**STORED ROWS:**
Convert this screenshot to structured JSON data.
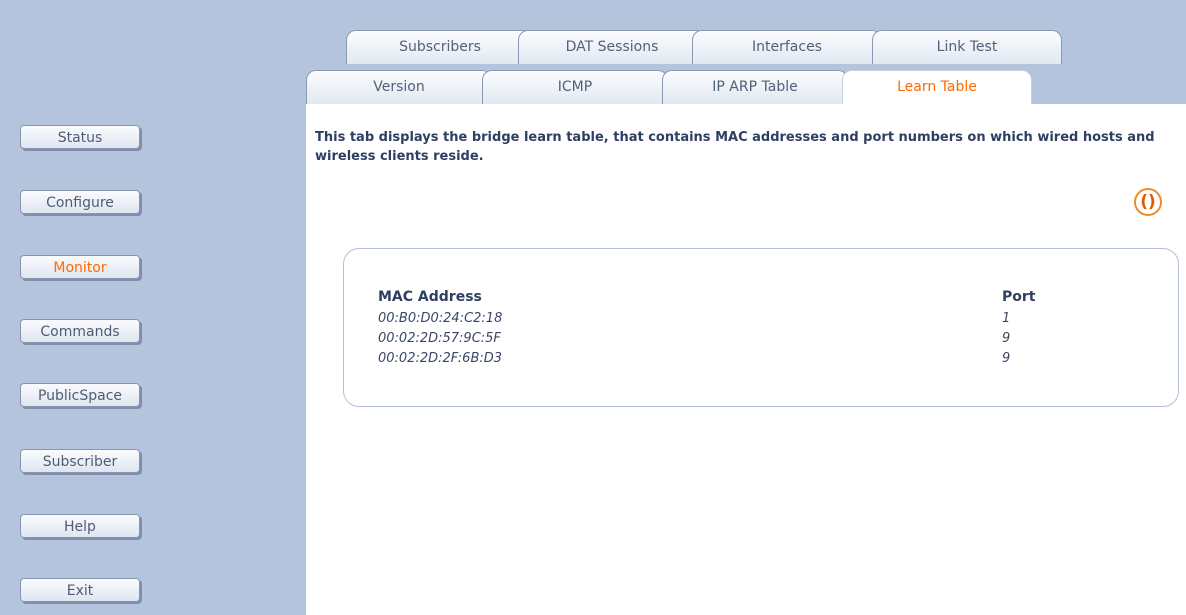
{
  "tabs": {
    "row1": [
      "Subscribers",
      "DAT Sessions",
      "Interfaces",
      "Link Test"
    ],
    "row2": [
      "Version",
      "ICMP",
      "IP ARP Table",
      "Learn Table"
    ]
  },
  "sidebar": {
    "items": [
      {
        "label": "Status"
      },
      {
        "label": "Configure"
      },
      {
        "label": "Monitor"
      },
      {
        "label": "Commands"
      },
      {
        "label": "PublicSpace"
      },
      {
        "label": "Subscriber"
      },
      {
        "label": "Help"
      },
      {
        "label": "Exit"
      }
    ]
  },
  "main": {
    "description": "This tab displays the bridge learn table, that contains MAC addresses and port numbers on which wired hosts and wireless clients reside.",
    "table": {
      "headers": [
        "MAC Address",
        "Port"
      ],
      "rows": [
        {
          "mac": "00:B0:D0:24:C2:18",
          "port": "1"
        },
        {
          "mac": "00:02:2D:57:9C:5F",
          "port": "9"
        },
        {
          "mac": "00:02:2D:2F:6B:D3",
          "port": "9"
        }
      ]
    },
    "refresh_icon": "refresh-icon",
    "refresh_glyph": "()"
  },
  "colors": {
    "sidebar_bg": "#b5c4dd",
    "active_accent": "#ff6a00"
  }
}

**YOUR GOAL:** Scan the entries above for the word "label" and collect each line holding it.

**RESULT OF THIS TASK:**
        "label": "Status"
        "label": "Configure"
        "label": "Monitor"
        "label": "Commands"
        "label": "PublicSpace"
        "label": "Subscriber"
        "label": "Help"
        "label": "Exit"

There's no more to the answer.